Records from a dataset
* * * * *

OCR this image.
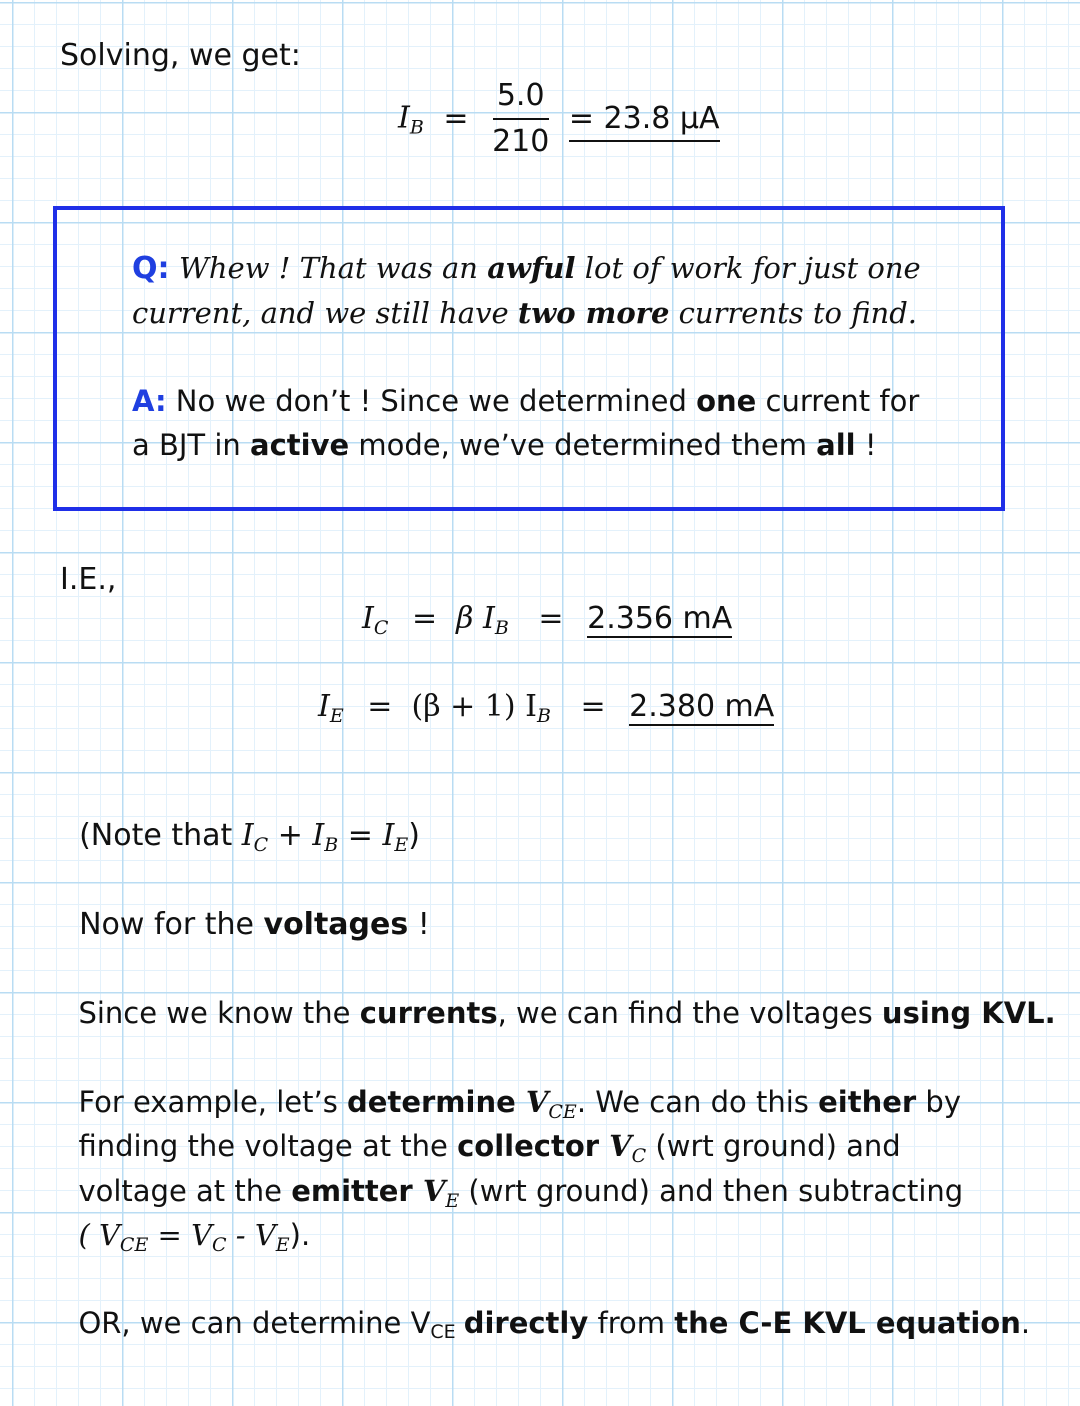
Solving, we get:
$I_B = \frac{5.0}{210} = 23.8$ μA
Q: Whew ! That was an awful lot of work for just one
current, and we still have two more currents to find.
A: No we don’t ! Since we determined one current for
a BJT in active mode, we’ve determined them all !
I.E.,
$I_C = \beta$ $I_B = 2.356$ mA
$I_E = (\beta + 1) I_B = 2.380$ mA

(Note that $I_C + I_B = I_E$)

Now for the voltages !

Since we know the currents, we can find the voltages using KVL.

For example, let’s determine $V_{CE}$. We can do this either by

finding the voltage at the collector $V_C$ (wrt ground) and

voltage at the emitter $V_E$ (wrt ground) and then subtracting

( $V_{CE} = V_C - V_E$).

OR, we can determine VCE directly from the C-E KVL equation.
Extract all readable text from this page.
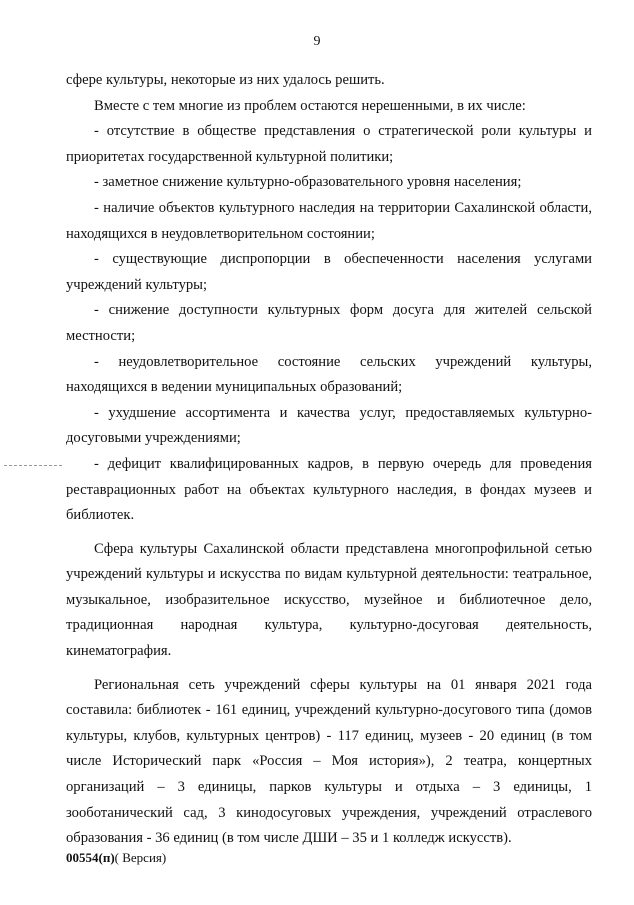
9

сфере культуры, некоторые из них удалось решить.

Вместе с тем многие из проблем остаются нерешенными, в их числе:

- отсутствие в обществе представления о стратегической роли культуры и приоритетах государственной культурной политики;

- заметное снижение культурно-образовательного уровня населения;

- наличие объектов культурного наследия на территории Сахалинской области, находящихся в неудовлетворительном состоянии;

- существующие диспропорции в обеспеченности населения услугами учреждений культуры;

- снижение доступности культурных форм досуга для жителей сельской местности;

- неудовлетворительное состояние сельских учреждений культуры, находящихся в ведении муниципальных образований;

- ухудшение ассортимента и качества услуг, предоставляемых культурно-досуговыми учреждениями;

- дефицит квалифицированных кадров, в первую очередь для проведения реставрационных работ на объектах культурного наследия, в фондах музеев и библиотек.

Сфера культуры Сахалинской области представлена многопрофильной сетью учреждений культуры и искусства по видам культурной деятельности: театральное, музыкальное, изобразительное искусство, музейное и библиотечное дело, традиционная народная культура, культурно-досуговая деятельность, кинематография.

Региональная сеть учреждений сферы культуры на 01 января 2021 года составила: библиотек - 161 единиц, учреждений культурно-досугового типа (домов культуры, клубов, культурных центров) - 117 единиц, музеев - 20 единиц (в том числе Исторический парк «Россия – Моя история»), 2 театра, концертных организаций – 3 единицы, парков культуры и отдыха – 3 единицы, 1 зооботанический сад, 3 кинодосуговых учреждения, учреждений отраслевого образования - 36 единиц (в том числе ДШИ – 35 и 1 колледж искусств).

00554(п)( Версия)
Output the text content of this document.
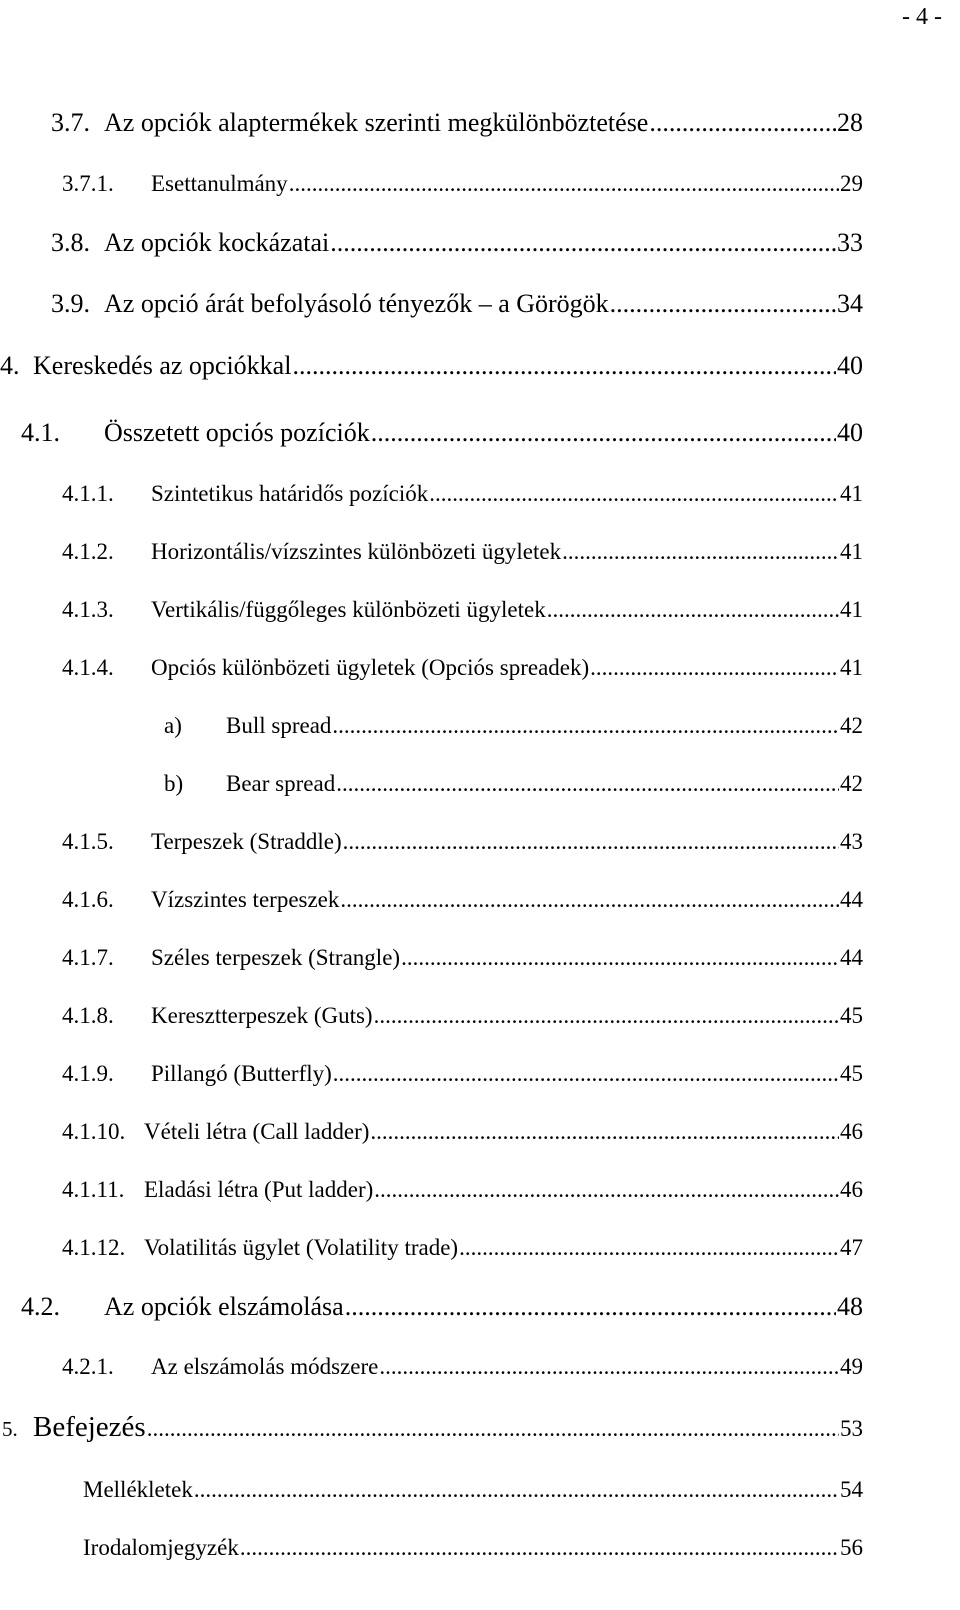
- 4 -
3.7. Az opciók alaptermékek szerinti megkülönböztetése .....	28
3.7.1.	Esettanulmány .....	29
3.8. Az opciók kockázatai .....	33
3.9. Az opció árát befolyásoló tényezők – a Görögök .....	34
4. Kereskedés az opciókkal .....	40
4.1.	Összetett opciós pozíciók .....	40
4.1.1.	Szintetikus határidős pozíciók .....	41
4.1.2.	Horizontális/vízszintes különbözeti ügyletek .....	41
4.1.3.	Vertikális/függőleges különbözeti ügyletek .....	41
4.1.4.	Opciós különbözeti ügyletek (Opciós spreadek) .....	41
a)	Bull spread .....	42
b)	Bear spread .....	42
4.1.5.	Terpeszek (Straddle) .....	43
4.1.6.	Vízszintes terpeszek .....	44
4.1.7.	Széles terpeszek (Strangle) .....	44
4.1.8.	Keresztterpeszek (Guts) .....	45
4.1.9.	Pillangó (Butterfly) .....	45
4.1.10. Vételi létra (Call ladder) .....	46
4.1.11. Eladási létra (Put ladder) .....	46
4.1.12. Volatilitás ügylet (Volatility trade) .....	47
4.2.	Az opciók elszámolása .....	48
4.2.1.	Az elszámolás módszere .....	49
5. Befejezés .....	53
Mellékletek .....	54
Irodalomjegyzék .....	56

* * * * *

TO DO:
Pick out the lines that have the word "Сахалинской". Copy them all.

CORRECT RESPONSE:
- наличие объектов культурного наследия на территории Сахалинской области, находящихся в неудовлетворительном состоянии;
Сфера культуры Сахалинской области представлена многопрофильной сетью учреждений культуры и искусства по видам культурной деятельности: театральное, музыкальное, изобразительное искусство, музейное и библиотечное дело, традиционная народная культура, культурно-досуговая деятельность, кинематография.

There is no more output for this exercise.